__BRIEF__.
In the data below, locate each line with the word "mnemonic" and list it.

(Data extracted from a collection)
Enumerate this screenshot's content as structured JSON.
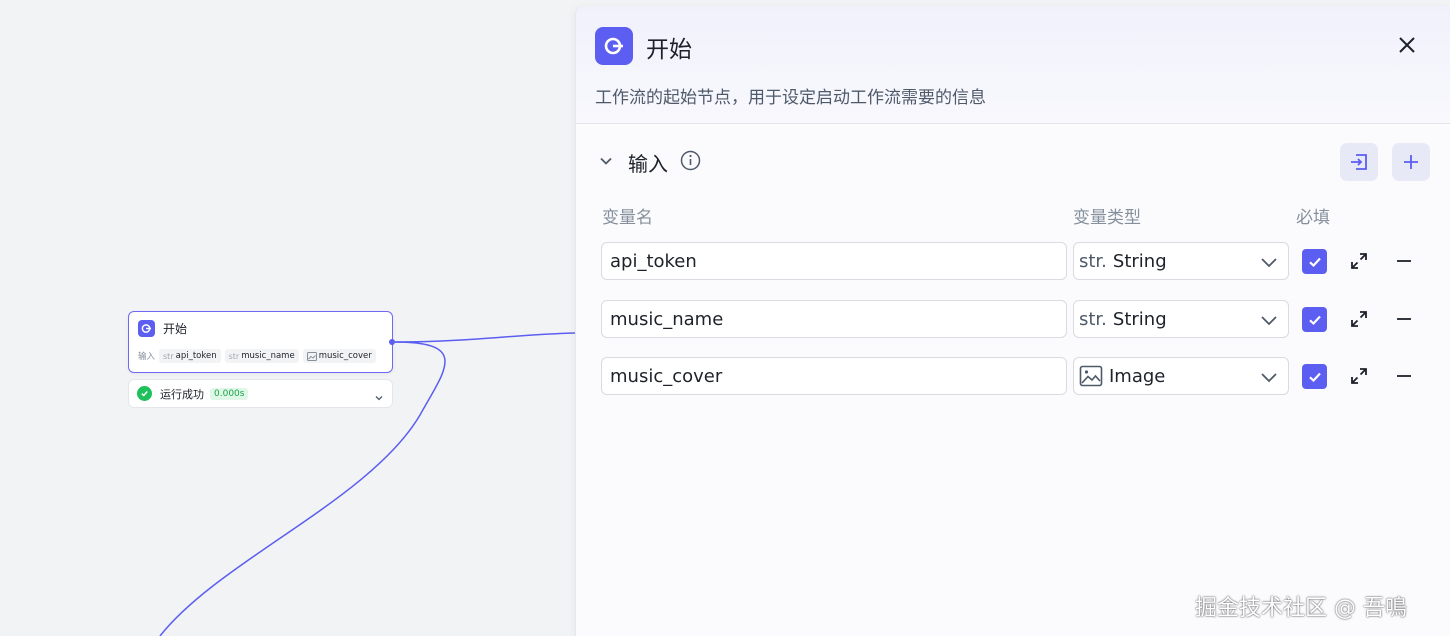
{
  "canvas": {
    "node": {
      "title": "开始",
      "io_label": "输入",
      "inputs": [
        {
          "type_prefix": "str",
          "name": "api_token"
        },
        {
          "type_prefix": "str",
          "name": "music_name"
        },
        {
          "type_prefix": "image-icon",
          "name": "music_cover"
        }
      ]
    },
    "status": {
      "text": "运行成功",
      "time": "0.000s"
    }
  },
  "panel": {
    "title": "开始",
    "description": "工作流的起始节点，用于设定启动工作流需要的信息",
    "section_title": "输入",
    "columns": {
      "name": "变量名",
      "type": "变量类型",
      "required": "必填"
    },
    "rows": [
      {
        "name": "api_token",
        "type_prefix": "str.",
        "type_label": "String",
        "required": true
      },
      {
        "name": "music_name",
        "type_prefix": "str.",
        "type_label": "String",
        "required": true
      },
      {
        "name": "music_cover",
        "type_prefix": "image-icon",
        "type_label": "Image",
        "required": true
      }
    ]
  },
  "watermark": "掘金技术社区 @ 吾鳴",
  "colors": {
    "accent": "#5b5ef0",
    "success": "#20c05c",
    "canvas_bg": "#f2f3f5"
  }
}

* * *

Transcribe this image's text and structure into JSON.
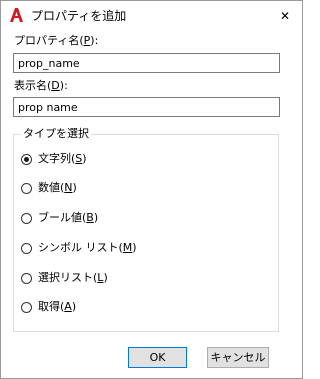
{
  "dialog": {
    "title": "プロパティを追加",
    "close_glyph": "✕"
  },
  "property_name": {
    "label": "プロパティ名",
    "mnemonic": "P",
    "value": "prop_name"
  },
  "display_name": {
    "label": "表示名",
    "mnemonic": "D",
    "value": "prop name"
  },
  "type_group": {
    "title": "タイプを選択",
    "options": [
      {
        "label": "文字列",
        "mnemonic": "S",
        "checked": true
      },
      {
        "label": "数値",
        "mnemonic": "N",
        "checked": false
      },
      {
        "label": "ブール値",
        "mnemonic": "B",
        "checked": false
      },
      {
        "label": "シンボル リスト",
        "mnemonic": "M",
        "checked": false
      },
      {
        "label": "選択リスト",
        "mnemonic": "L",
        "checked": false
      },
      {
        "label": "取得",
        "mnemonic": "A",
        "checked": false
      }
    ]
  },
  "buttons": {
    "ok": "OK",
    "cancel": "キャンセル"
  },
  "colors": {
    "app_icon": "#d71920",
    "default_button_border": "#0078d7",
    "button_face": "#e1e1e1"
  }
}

---

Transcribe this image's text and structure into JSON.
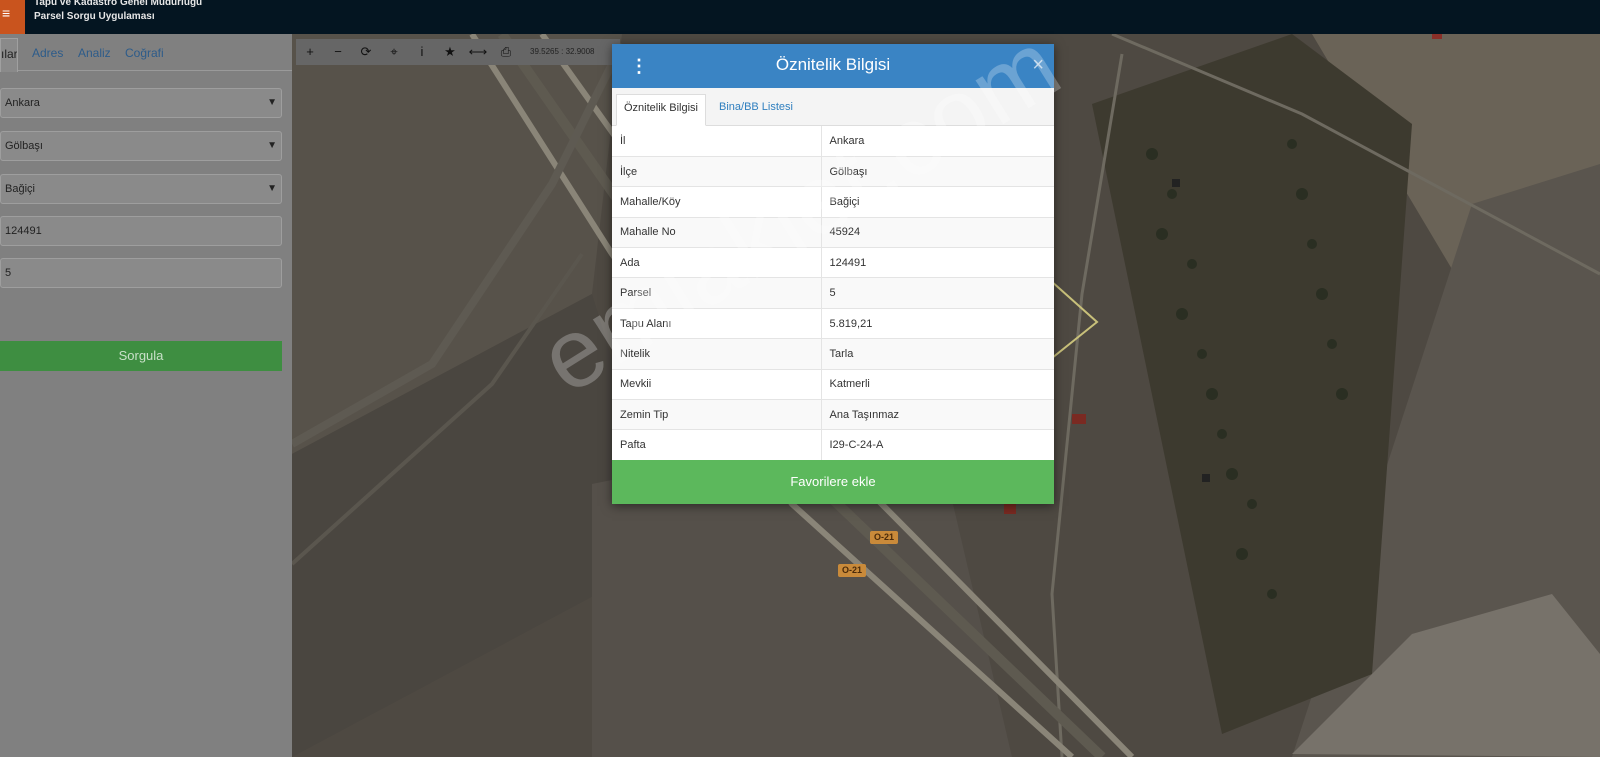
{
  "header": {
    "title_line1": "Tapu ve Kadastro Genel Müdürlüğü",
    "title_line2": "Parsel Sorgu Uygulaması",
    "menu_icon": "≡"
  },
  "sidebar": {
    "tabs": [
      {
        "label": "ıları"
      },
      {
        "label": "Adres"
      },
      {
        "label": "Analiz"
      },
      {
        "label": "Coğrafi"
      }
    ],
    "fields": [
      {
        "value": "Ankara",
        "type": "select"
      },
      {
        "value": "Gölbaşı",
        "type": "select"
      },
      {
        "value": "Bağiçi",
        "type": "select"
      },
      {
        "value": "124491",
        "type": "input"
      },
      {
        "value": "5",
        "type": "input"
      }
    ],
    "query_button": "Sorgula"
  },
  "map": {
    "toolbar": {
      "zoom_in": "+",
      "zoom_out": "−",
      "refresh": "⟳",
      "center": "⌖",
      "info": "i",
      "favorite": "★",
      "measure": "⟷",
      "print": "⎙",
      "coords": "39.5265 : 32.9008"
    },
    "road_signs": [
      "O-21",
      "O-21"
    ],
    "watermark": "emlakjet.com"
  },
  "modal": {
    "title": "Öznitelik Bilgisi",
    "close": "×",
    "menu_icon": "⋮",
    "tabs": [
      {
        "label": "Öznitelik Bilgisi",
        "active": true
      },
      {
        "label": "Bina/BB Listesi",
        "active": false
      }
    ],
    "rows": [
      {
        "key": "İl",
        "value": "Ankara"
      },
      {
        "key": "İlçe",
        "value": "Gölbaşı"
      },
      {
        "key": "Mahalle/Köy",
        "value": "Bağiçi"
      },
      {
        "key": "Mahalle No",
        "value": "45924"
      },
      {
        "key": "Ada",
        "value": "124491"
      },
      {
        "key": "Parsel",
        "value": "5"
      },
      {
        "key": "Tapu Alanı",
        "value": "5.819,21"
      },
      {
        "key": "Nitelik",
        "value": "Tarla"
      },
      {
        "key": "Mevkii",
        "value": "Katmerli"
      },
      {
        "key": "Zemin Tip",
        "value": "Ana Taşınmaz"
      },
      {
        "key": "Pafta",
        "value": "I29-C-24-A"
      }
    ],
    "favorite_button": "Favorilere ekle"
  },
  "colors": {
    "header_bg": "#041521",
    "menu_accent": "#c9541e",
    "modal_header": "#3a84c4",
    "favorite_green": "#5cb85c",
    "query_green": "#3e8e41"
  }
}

__COMPLETED EXERCISE__.
    "mnemonic": "P",
    "mnemonic": "D",
        "mnemonic": "S",
        "mnemonic": "N",
        "mnemonic": "B",
        "mnemonic": "M",
        "mnemonic": "L",
        "mnemonic": "A",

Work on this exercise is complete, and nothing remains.